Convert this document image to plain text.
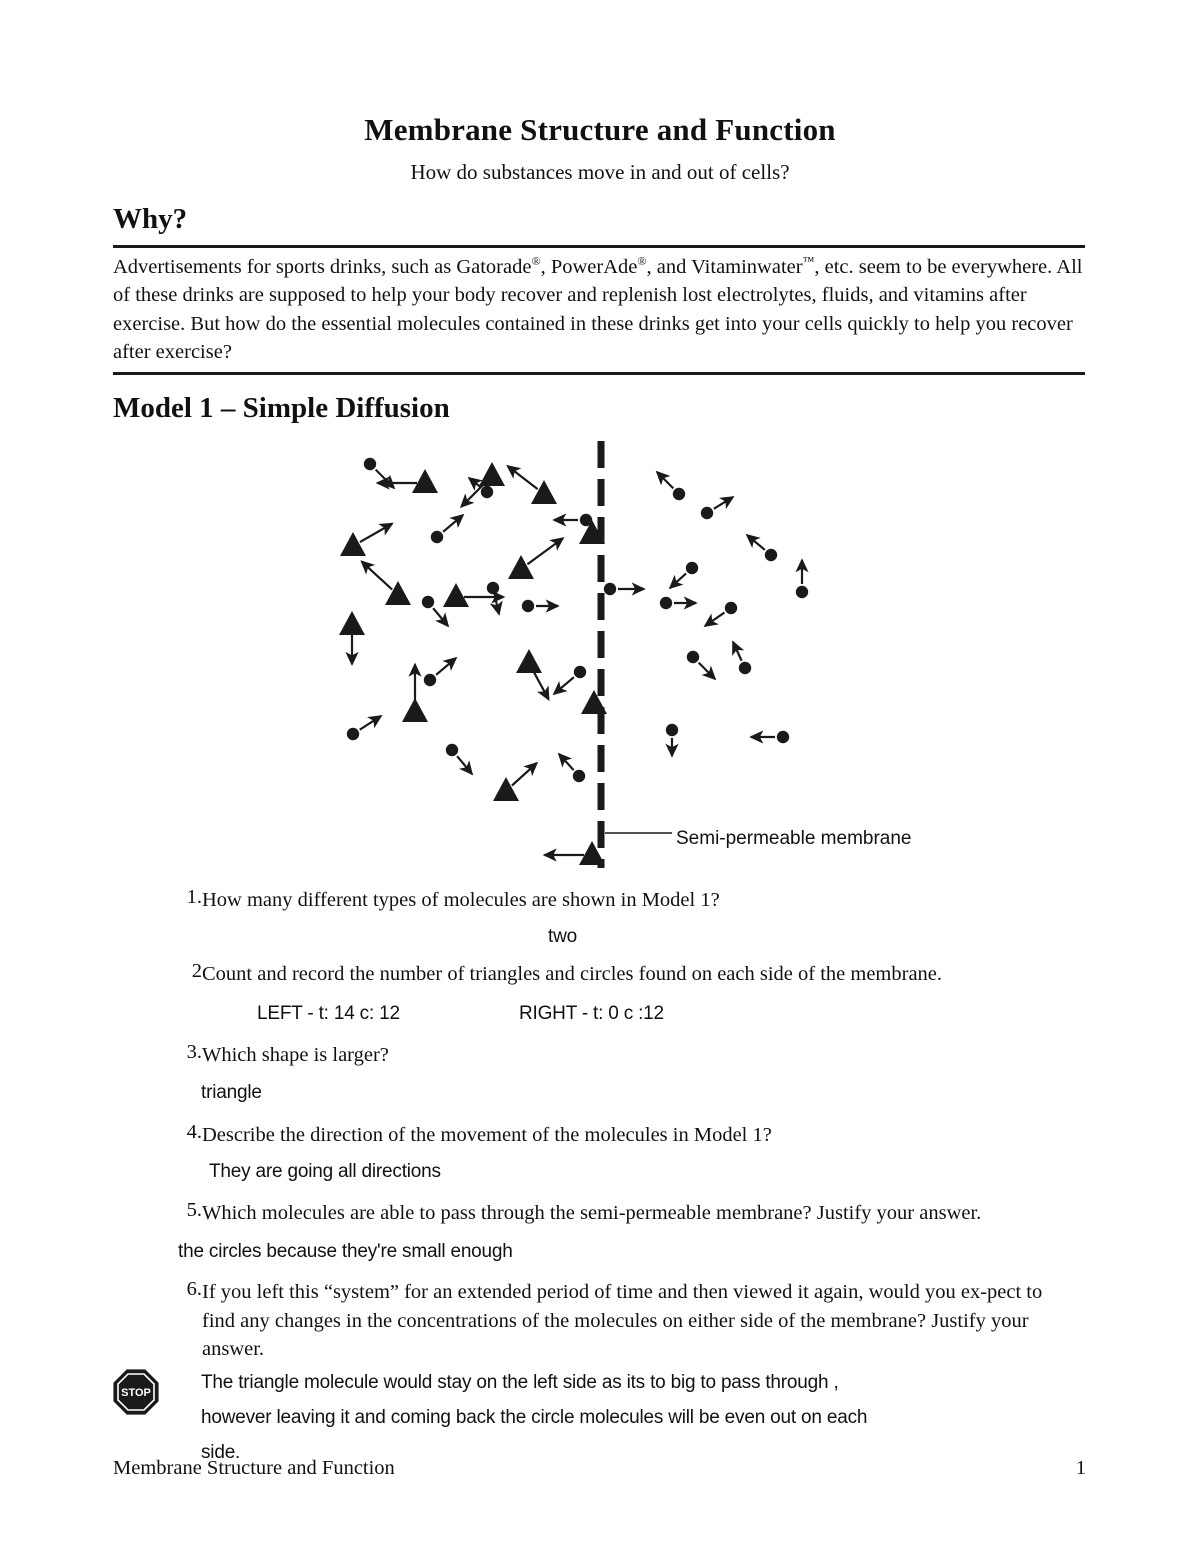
Membrane Structure and Function
How do substances move in and out of cells?
Why?
Advertisements for sports drinks, such as Gatorade®, PowerAde®, and Vitaminwater™, etc. seem to be everywhere. All of these drinks are supposed to help your body recover and replenish lost electrolytes, fluids, and vitamins after exercise. But how do the essential molecules contained in these drinks get into your cells quickly to help you recover after exercise?
Model 1 – Simple Diffusion
Semi-permeable membrane
1. How many different types of molecules are shown in Model 1?
two
2 Count and record the number of triangles and circles found on each side of the membrane.
LEFT - t: 14 c: 12	RIGHT - t: 0 c :12
3. Which shape is larger?
triangle
4. Describe the direction of the movement of the molecules in Model 1?
They are going all directions
5. Which molecules are able to pass through the semi-permeable membrane? Justify your answer.
the circles because they're small enough
6. If you left this “system” for an extended period of time and then viewed it again, would you ex-pect to find any changes in the concentrations of the molecules on either side of the membrane? Justify your answer.
STOP	The triangle molecule would stay on the left side as its to big to pass through ,
however leaving it and coming back the circle molecules will be even out on each
side.
Membrane Structure and Function	1
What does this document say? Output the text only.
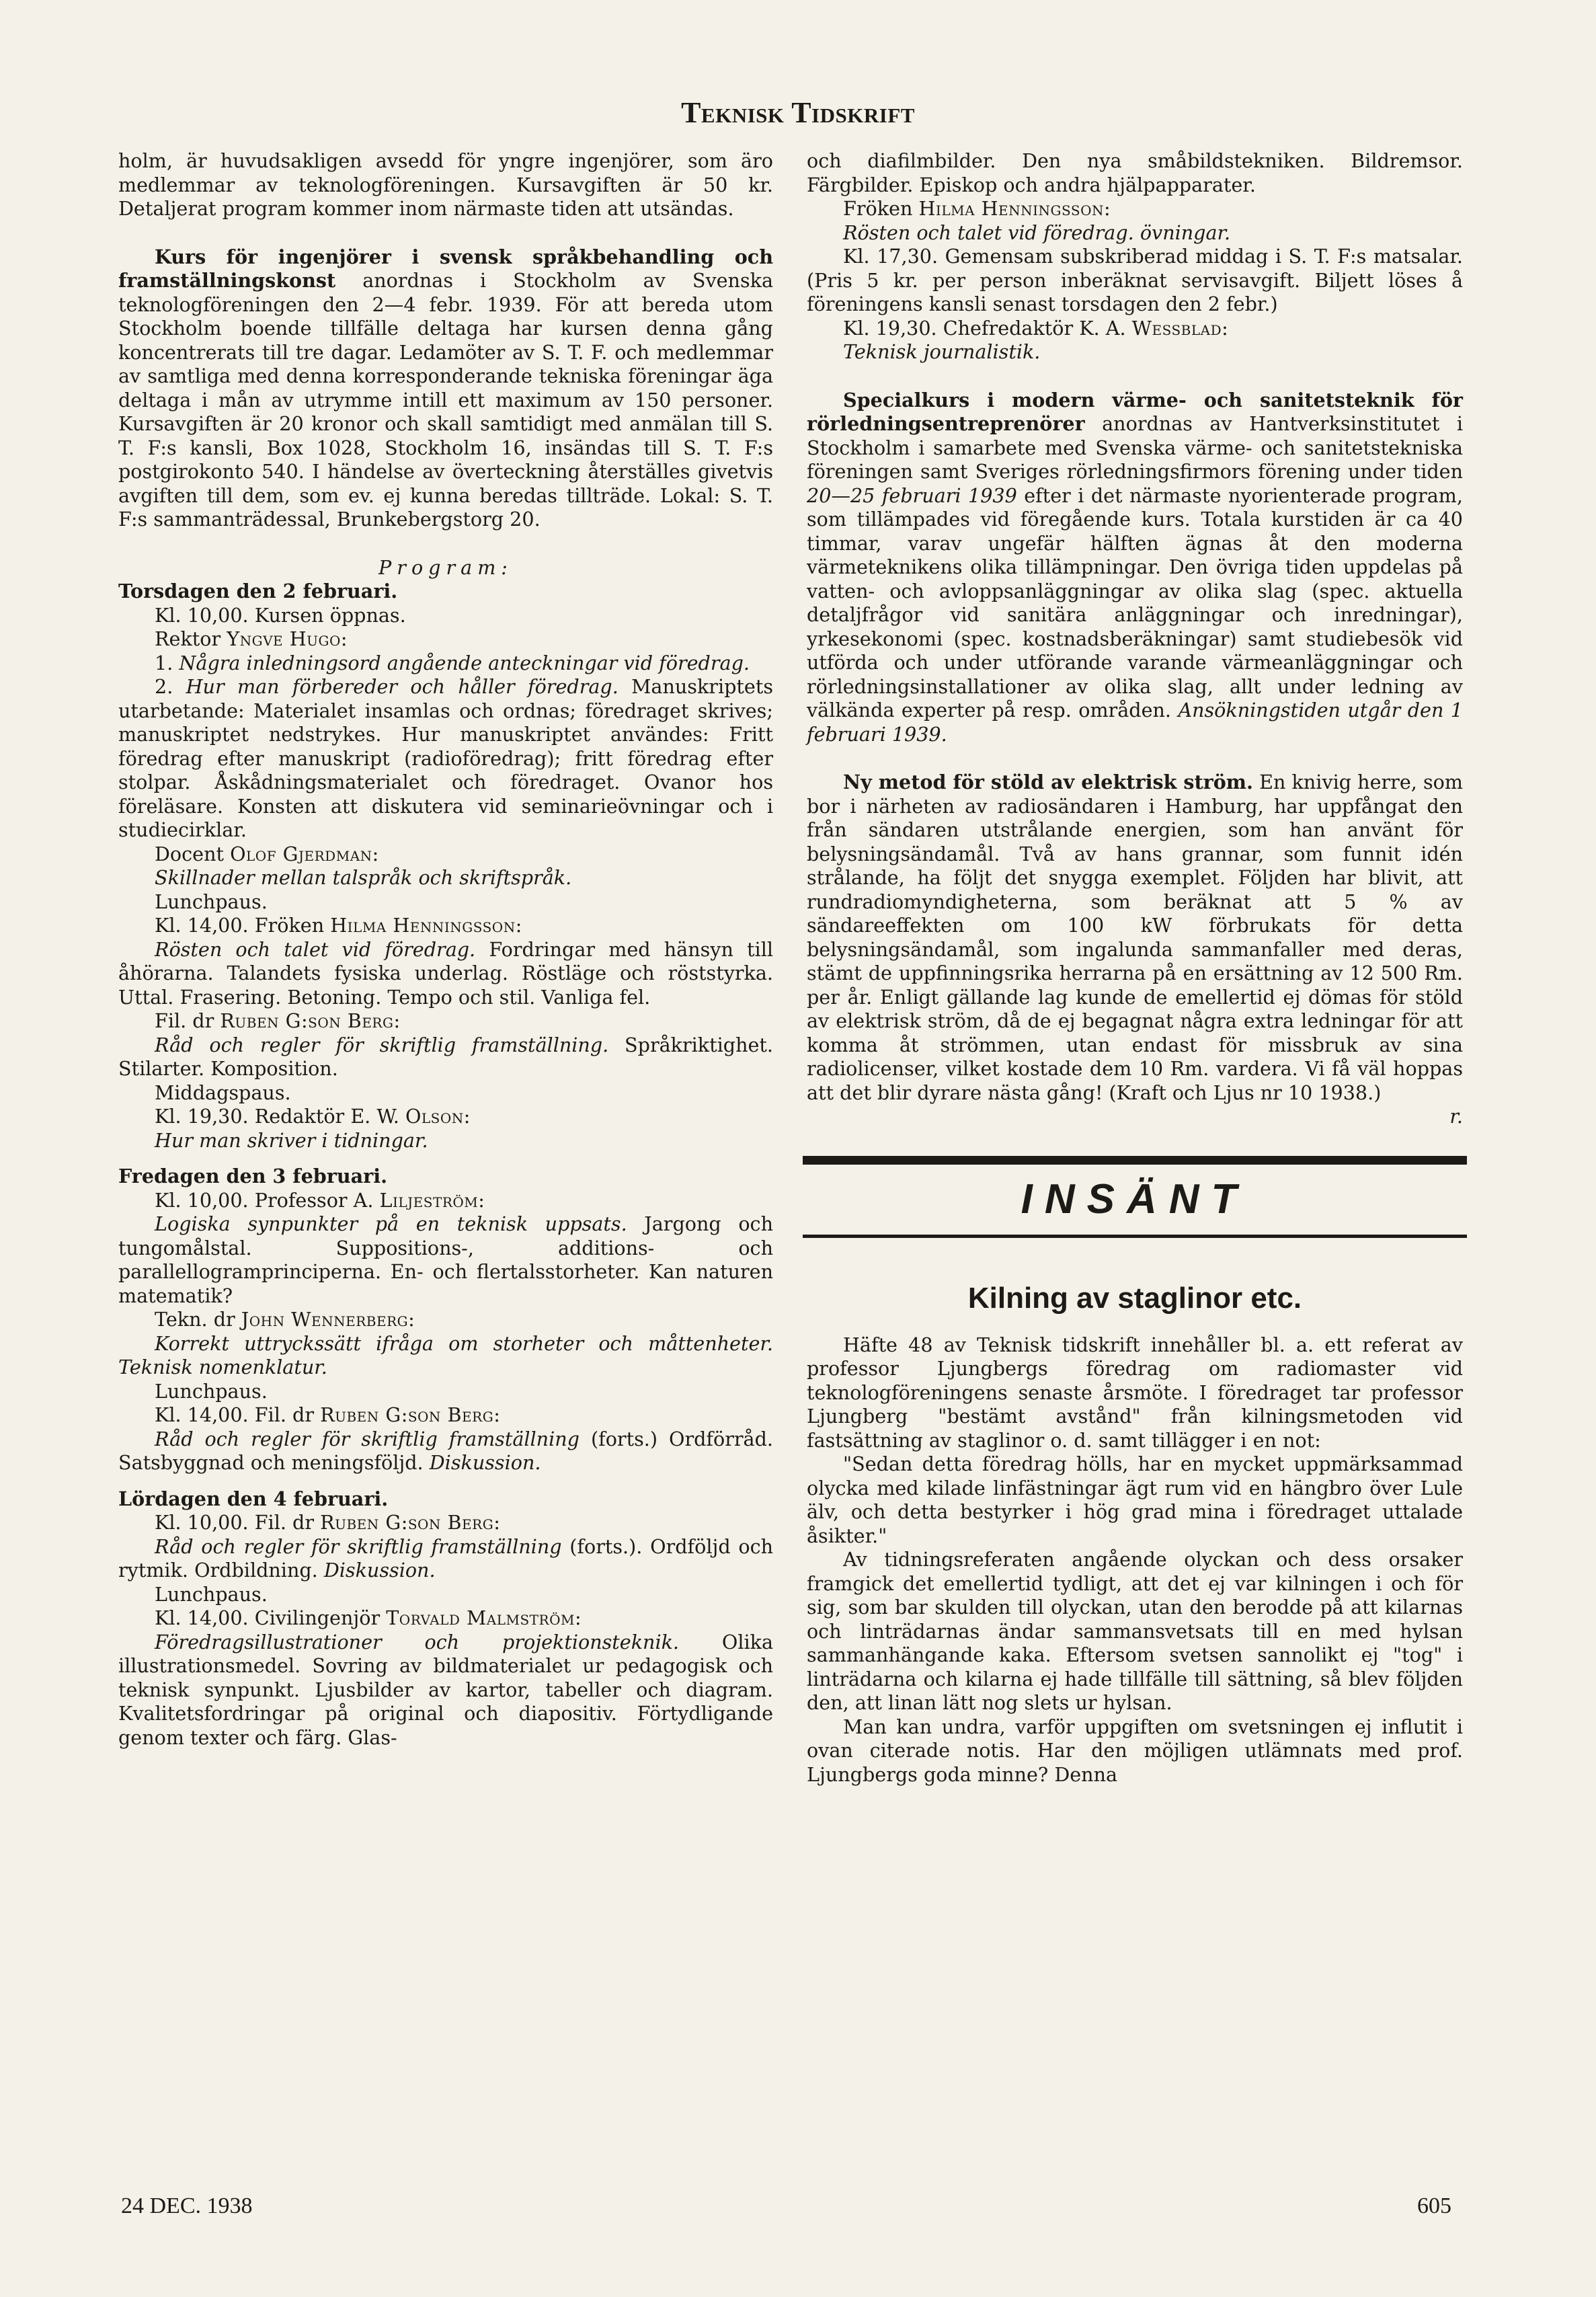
Teknisk Tidskrift

holm, är huvudsakligen avsedd för yngre ingenjörer, som äro medlemmar av teknologföreningen. Kursavgiften är 50 kr. Detaljerat program kommer inom närmaste tiden att utsändas.

Kurs för ingenjörer i svensk språkbehandling och framställningskonst anordnas i Stockholm av Svenska teknologföreningen den 2—4 febr. 1939. För att bereda utom Stockholm boende tillfälle deltaga har kursen denna gång koncentrerats till tre dagar. Ledamöter av S. T. F. och medlemmar av samtliga med denna korresponderande tekniska föreningar äga deltaga i mån av utrymme intill ett maximum av 150 personer. Kursavgiften är 20 kronor och skall samtidigt med anmälan till S. T. F:s kansli, Box 1028, Stockholm 16, insändas till S. T. F:s postgirokonto 540. I händelse av överteckning återställes givetvis avgiften till dem, som ev. ej kunna beredas tillträde. Lokal: S. T. F:s sammanträdessal, Brunkebergstorg 20.

Program:

Torsdagen den 2 februari.

Kl. 10,00. Kursen öppnas.

Rektor Yngve Hugo:

1. Några inledningsord angående anteckningar vid föredrag.

2. Hur man förbereder och håller föredrag. Manuskriptets utarbetande: Materialet insamlas och ordnas; föredraget skrives; manuskriptet nedstrykes. Hur manuskriptet användes: Fritt föredrag efter manuskript (radioföredrag); fritt föredrag efter stolpar. Åskådningsmaterialet och föredraget. Ovanor hos föreläsare. Konsten att diskutera vid seminarieövningar och i studiecirklar.

Docent Olof Gjerdman:

Skillnader mellan talspråk och skriftspråk.

Lunchpaus.

Kl. 14,00. Fröken Hilma Henningsson:

Rösten och talet vid föredrag. Fordringar med hänsyn till åhörarna. Talandets fysiska underlag. Röstläge och röststyrka. Uttal. Frasering. Betoning. Tempo och stil. Vanliga fel.

Fil. dr Ruben G:son Berg:

Råd och regler för skriftlig framställning. Språkriktighet. Stilarter. Komposition.

Middagspaus.

Kl. 19,30. Redaktör E. W. Olson:

Hur man skriver i tidningar.

Fredagen den 3 februari.

Kl. 10,00. Professor A. Liljeström:

Logiska synpunkter på en teknisk uppsats. Jargong och tungomålstal. Suppositions-, additions- och parallellogramprinciperna. En- och flertalsstorheter. Kan naturen matematik?

Tekn. dr John Wennerberg:

Korrekt uttryckssätt ifråga om storheter och måttenheter. Teknisk nomenklatur.

Lunchpaus.

Kl. 14,00. Fil. dr Ruben G:son Berg:

Råd och regler för skriftlig framställning (forts.) Ordförråd. Satsbyggnad och meningsföljd. Diskussion.

Lördagen den 4 februari.

Kl. 10,00. Fil. dr Ruben G:son Berg:

Råd och regler för skriftlig framställning (forts.). Ordföljd och rytmik. Ordbildning. Diskussion.

Lunchpaus.

Kl. 14,00. Civilingenjör Torvald Malmström:

Föredragsillustrationer och projektionsteknik. Olika illustrationsmedel. Sovring av bildmaterialet ur pedagogisk och teknisk synpunkt. Ljusbilder av kartor, tabeller och diagram. Kvalitetsfordringar på original och diapositiv. Förtydligande genom texter och färg. Glas-

och diafilmbilder. Den nya småbildstekniken. Bildremsor. Färgbilder. Episkop och andra hjälpapparater.

Fröken Hilma Henningsson:

Rösten och talet vid föredrag. övningar.

Kl. 17,30. Gemensam subskriberad middag i S. T. F:s matsalar. (Pris 5 kr. per person inberäknat servisavgift. Biljett löses å föreningens kansli senast torsdagen den 2 febr.)

Kl. 19,30. Chefredaktör K. A. Wessblad:

Teknisk journalistik.

Specialkurs i modern värme- och sanitetsteknik för rörledningsentreprenörer anordnas av Hantverksinstitutet i Stockholm i samarbete med Svenska värme- och sanitetstekniska föreningen samt Sveriges rörledningsfirmors förening under tiden 20—25 februari 1939 efter i det närmaste nyorienterade program, som tillämpades vid föregående kurs. Totala kurstiden är ca 40 timmar, varav ungefär hälften ägnas åt den moderna värmeteknikens olika tillämpningar. Den övriga tiden uppdelas på vatten- och avloppsanläggningar av olika slag (spec. aktuella detaljfrågor vid sanitära anläggningar och inredningar), yrkesekonomi (spec. kostnadsberäkningar) samt studiebesök vid utförda och under utförande varande värmeanläggningar och rörledningsinstallationer av olika slag, allt under ledning av välkända experter på resp. områden. Ansökningstiden utgår den 1 februari 1939.

Ny metod för stöld av elektrisk ström. En knivig herre, som bor i närheten av radiosändaren i Hamburg, har uppfångat den från sändaren utstrålande energien, som han använt för belysningsändamål. Två av hans grannar, som funnit idén strålande, ha följt det snygga exemplet. Följden har blivit, att rundradiomyndigheterna, som beräknat att 5 % av sändareeffekten om 100 kW förbrukats för detta belysningsändamål, som ingalunda sammanfaller med deras, stämt de uppfinningsrika herrarna på en ersättning av 12 500 Rm. per år. Enligt gällande lag kunde de emellertid ej dömas för stöld av elektrisk ström, då de ej begagnat några extra ledningar för att komma åt strömmen, utan endast för missbruk av sina radiolicenser, vilket kostade dem 10 Rm. vardera. Vi få väl hoppas att det blir dyrare nästa gång! (Kraft och Ljus nr 10 1938.)

r.

INSÄNT
Kilning av staglinor etc.

Häfte 48 av Teknisk tidskrift innehåller bl. a. ett referat av professor Ljungbergs föredrag om radiomaster vid teknologföreningens senaste årsmöte. I föredraget tar professor Ljungberg "bestämt avstånd" från kilningsmetoden vid fastsättning av staglinor o. d. samt tillägger i en not:

"Sedan detta föredrag hölls, har en mycket uppmärksammad olycka med kilade linfästningar ägt rum vid en hängbro över Lule älv, och detta bestyrker i hög grad mina i föredraget uttalade åsikter."

Av tidningsreferaten angående olyckan och dess orsaker framgick det emellertid tydligt, att det ej var kilningen i och för sig, som bar skulden till olyckan, utan den berodde på att kilarnas och linträdarnas ändar sammansvetsats till en med hylsan sammanhängande kaka. Eftersom svetsen sannolikt ej "tog" i linträdarna och kilarna ej hade tillfälle till sättning, så blev följden den, att linan lätt nog slets ur hylsan.

Man kan undra, varför uppgiften om svetsningen ej influtit i ovan citerade notis. Har den möjligen utlämnats med prof. Ljungbergs goda minne? Denna

24 DEC. 1938	605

________________________________________

▸ Task to carry out:
Search the entries for the word "your" and copy every line that holds it.

▸ Answer space:
Advertisements for sports drinks, such as Gatorade®, PowerAde®, and Vitaminwater™, etc. seem to be everywhere. All of these drinks are supposed to help your body recover and replenish lost electrolytes, fluids, and vitamins after exercise. But how do the essential molecules contained in these drinks get into your cells quickly to help you recover after exercise?
5. Which molecules are able to pass through the semi-permeable membrane? Justify your answer.
6. If you left this “system” for an extended period of time and then viewed it again, would you ex-pect to find any changes in the concentrations of the molecules on either side of the membrane? Justify your answer.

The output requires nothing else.